§ WRITTEN TASK: Reproduce every line of the records below word for word, leaving out the pictures.

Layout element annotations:
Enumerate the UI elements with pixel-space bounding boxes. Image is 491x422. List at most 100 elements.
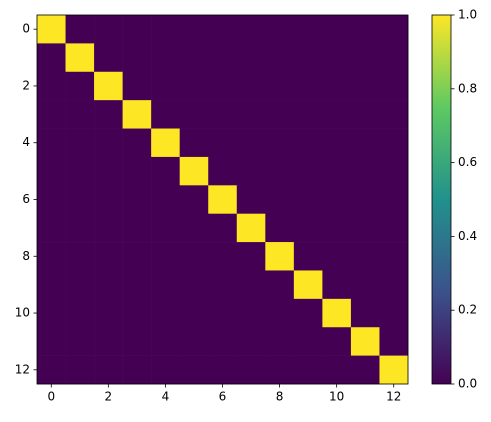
heatmap-cell — [322, 327, 352, 356]
heatmap-cell — [236, 156, 266, 186]
heatmap-cell — [94, 128, 123, 158]
heatmap-cell — [350, 128, 380, 158]
heatmap-cell — [65, 15, 95, 44]
heatmap-cell — [236, 185, 266, 214]
heatmap-cell — [37, 242, 66, 271]
heatmap-cell — [236, 43, 266, 73]
heatmap-cell — [265, 100, 295, 129]
heatmap-cell — [122, 355, 152, 385]
heatmap-cell — [293, 298, 323, 328]
heatmap-cell — [122, 15, 152, 44]
heatmap-cell — [265, 298, 295, 328]
heatmap-cell — [379, 213, 409, 243]
heatmap-cell — [293, 242, 323, 271]
heatmap-cell — [65, 270, 95, 300]
heatmap-cell — [65, 298, 95, 328]
heatmap-cell — [322, 71, 352, 101]
heatmap-cell — [37, 15, 66, 44]
heatmap-cell — [94, 355, 123, 385]
heatmap-cell — [151, 128, 180, 158]
y-tick-label: 4 — [22, 135, 30, 149]
heatmap-cell — [236, 242, 266, 271]
heatmap-cell — [122, 213, 152, 243]
y-tick-label: 6 — [22, 192, 30, 206]
heatmap-cell — [236, 100, 266, 129]
heatmap-cell — [208, 185, 238, 214]
heatmap-cell — [350, 71, 380, 101]
colorbar-tick-label: 0.4 — [458, 229, 477, 243]
heatmap-cell — [265, 15, 295, 44]
heatmap-cell — [379, 298, 409, 328]
heatmap-cell — [94, 242, 123, 271]
heatmap-cell — [350, 355, 380, 385]
heatmap-cell — [94, 156, 123, 186]
heatmap-cell — [208, 156, 238, 186]
heatmap-cell — [94, 298, 123, 328]
heatmap-cell — [122, 71, 152, 101]
heatmap-cell — [122, 298, 152, 328]
heatmap-cell — [322, 213, 352, 243]
heatmap-cell — [122, 128, 152, 158]
heatmap-cell — [265, 156, 295, 186]
heatmap-cell — [94, 100, 123, 129]
heatmap-cell — [37, 43, 66, 73]
heatmap-cell — [350, 43, 380, 73]
heatmap-cell — [94, 185, 123, 214]
heatmap-cell — [350, 242, 380, 271]
colorbar-tick-label: 0.2 — [458, 303, 477, 317]
heatmap-cell — [236, 71, 266, 101]
x-tick-label: 10 — [329, 390, 344, 404]
heatmap-cell — [379, 100, 409, 129]
heatmap-cell — [65, 185, 95, 214]
heatmap-cell — [65, 100, 95, 129]
heatmap-cell — [293, 185, 323, 214]
heatmap-cell — [37, 270, 66, 300]
heatmap-cell — [236, 128, 266, 158]
heatmap-cell — [151, 327, 180, 356]
heatmap-cell — [122, 270, 152, 300]
heatmap-cell — [94, 43, 123, 73]
heatmap-cell — [179, 327, 209, 356]
heatmap-cell — [293, 270, 323, 300]
heatmap-cell — [379, 128, 409, 158]
heatmap-cell — [122, 43, 152, 73]
heatmap-cell — [236, 355, 266, 385]
heatmap-cell — [379, 242, 409, 271]
x-tick-label: 4 — [162, 390, 170, 404]
heatmap-cell — [350, 185, 380, 214]
heatmap-cell — [122, 100, 152, 129]
heatmap-cell — [37, 298, 66, 328]
heatmap-cell — [350, 156, 380, 186]
colorbar-tick-label: 0.0 — [458, 377, 477, 391]
heatmap-cell — [322, 156, 352, 186]
heatmap-cell — [293, 355, 323, 385]
heatmap-cell — [179, 71, 209, 101]
heatmap-cell — [179, 15, 209, 44]
heatmap-cell — [208, 355, 238, 385]
heatmap-cell — [293, 128, 323, 158]
heatmap-cell — [322, 43, 352, 73]
heatmap-cell — [208, 128, 238, 158]
heatmap-cell — [379, 327, 409, 356]
heatmap-cell — [322, 128, 352, 158]
heatmap-cell — [65, 327, 95, 356]
heatmap-cell — [350, 298, 380, 328]
heatmap-cell — [179, 242, 209, 271]
heatmap-cell — [122, 185, 152, 214]
x-tick-label: 6 — [219, 390, 227, 404]
heatmap-cell — [37, 213, 66, 243]
heatmap-cell — [293, 327, 323, 356]
heatmap-cell — [65, 128, 95, 158]
heatmap-cell — [265, 128, 295, 158]
heatmap-cell — [208, 15, 238, 44]
heatmap-cell — [37, 156, 66, 186]
heatmap-cell — [179, 355, 209, 385]
heatmap-cell — [179, 156, 209, 186]
heatmap-cell — [179, 185, 209, 214]
heatmap-cell — [122, 327, 152, 356]
heatmap-cell — [236, 15, 266, 44]
heatmap-cell — [265, 71, 295, 101]
heatmap-cell — [322, 242, 352, 271]
heatmap-cell — [122, 156, 152, 186]
heatmap-cell — [293, 15, 323, 44]
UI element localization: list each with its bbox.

§ TASK RESPONSE:
Enumerate the UI elements with pixel-space bounding boxes. Image is 491x422. List at most 100 elements.
heatmap-cell — [322, 327, 352, 356]
heatmap-cell — [236, 156, 266, 186]
heatmap-cell — [94, 128, 123, 158]
heatmap-cell — [350, 128, 380, 158]
heatmap-cell — [65, 15, 95, 44]
heatmap-cell — [236, 185, 266, 214]
heatmap-cell — [37, 242, 66, 271]
heatmap-cell — [236, 43, 266, 73]
heatmap-cell — [265, 100, 295, 129]
heatmap-cell — [122, 355, 152, 385]
heatmap-cell — [293, 298, 323, 328]
heatmap-cell — [122, 15, 152, 44]
heatmap-cell — [265, 298, 295, 328]
heatmap-cell — [379, 213, 409, 243]
heatmap-cell — [293, 242, 323, 271]
heatmap-cell — [65, 270, 95, 300]
heatmap-cell — [65, 298, 95, 328]
heatmap-cell — [322, 71, 352, 101]
heatmap-cell — [37, 15, 66, 44]
heatmap-cell — [94, 355, 123, 385]
heatmap-cell — [151, 128, 180, 158]
y-tick-label: 4 — [22, 135, 30, 149]
heatmap-cell — [236, 242, 266, 271]
heatmap-cell — [122, 213, 152, 243]
y-tick-label: 6 — [22, 192, 30, 206]
heatmap-cell — [236, 100, 266, 129]
heatmap-cell — [208, 185, 238, 214]
heatmap-cell — [350, 71, 380, 101]
colorbar-tick-label: 0.4 — [458, 229, 477, 243]
heatmap-cell — [265, 15, 295, 44]
heatmap-cell — [379, 298, 409, 328]
heatmap-cell — [94, 242, 123, 271]
heatmap-cell — [350, 355, 380, 385]
heatmap-cell — [94, 156, 123, 186]
heatmap-cell — [208, 156, 238, 186]
heatmap-cell — [94, 298, 123, 328]
heatmap-cell — [122, 71, 152, 101]
heatmap-cell — [122, 298, 152, 328]
heatmap-cell — [322, 213, 352, 243]
heatmap-cell — [122, 128, 152, 158]
heatmap-cell — [265, 156, 295, 186]
heatmap-cell — [94, 100, 123, 129]
heatmap-cell — [37, 43, 66, 73]
heatmap-cell — [350, 43, 380, 73]
heatmap-cell — [94, 185, 123, 214]
heatmap-cell — [350, 242, 380, 271]
colorbar-tick-label: 0.2 — [458, 303, 477, 317]
heatmap-cell — [236, 71, 266, 101]
x-tick-label: 10 — [329, 390, 344, 404]
heatmap-cell — [379, 100, 409, 129]
heatmap-cell — [65, 185, 95, 214]
heatmap-cell — [65, 100, 95, 129]
heatmap-cell — [293, 185, 323, 214]
heatmap-cell — [37, 270, 66, 300]
heatmap-cell — [236, 128, 266, 158]
heatmap-cell — [151, 327, 180, 356]
heatmap-cell — [122, 270, 152, 300]
heatmap-cell — [94, 43, 123, 73]
heatmap-cell — [179, 327, 209, 356]
heatmap-cell — [293, 270, 323, 300]
heatmap-cell — [379, 128, 409, 158]
heatmap-cell — [122, 43, 152, 73]
heatmap-cell — [236, 355, 266, 385]
heatmap-cell — [379, 242, 409, 271]
x-tick-label: 4 — [162, 390, 170, 404]
heatmap-cell — [350, 185, 380, 214]
heatmap-cell — [122, 100, 152, 129]
heatmap-cell — [37, 298, 66, 328]
heatmap-cell — [350, 156, 380, 186]
colorbar-tick-label: 0.0 — [458, 377, 477, 391]
heatmap-cell — [322, 156, 352, 186]
heatmap-cell — [293, 355, 323, 385]
heatmap-cell — [179, 71, 209, 101]
heatmap-cell — [179, 15, 209, 44]
heatmap-cell — [208, 355, 238, 385]
heatmap-cell — [293, 128, 323, 158]
heatmap-cell — [322, 43, 352, 73]
heatmap-cell — [208, 128, 238, 158]
heatmap-cell — [379, 327, 409, 356]
heatmap-cell — [322, 128, 352, 158]
heatmap-cell — [65, 327, 95, 356]
heatmap-cell — [350, 298, 380, 328]
heatmap-cell — [179, 242, 209, 271]
heatmap-cell — [122, 185, 152, 214]
x-tick-label: 6 — [219, 390, 227, 404]
heatmap-cell — [37, 213, 66, 243]
heatmap-cell — [293, 327, 323, 356]
heatmap-cell — [65, 128, 95, 158]
heatmap-cell — [265, 128, 295, 158]
heatmap-cell — [208, 15, 238, 44]
heatmap-cell — [37, 156, 66, 186]
heatmap-cell — [179, 355, 209, 385]
heatmap-cell — [179, 156, 209, 186]
heatmap-cell — [179, 185, 209, 214]
heatmap-cell — [122, 327, 152, 356]
heatmap-cell — [236, 15, 266, 44]
heatmap-cell — [265, 71, 295, 101]
heatmap-cell — [322, 242, 352, 271]
heatmap-cell — [122, 156, 152, 186]
heatmap-cell — [293, 15, 323, 44]
UI element localization: list each with its bbox.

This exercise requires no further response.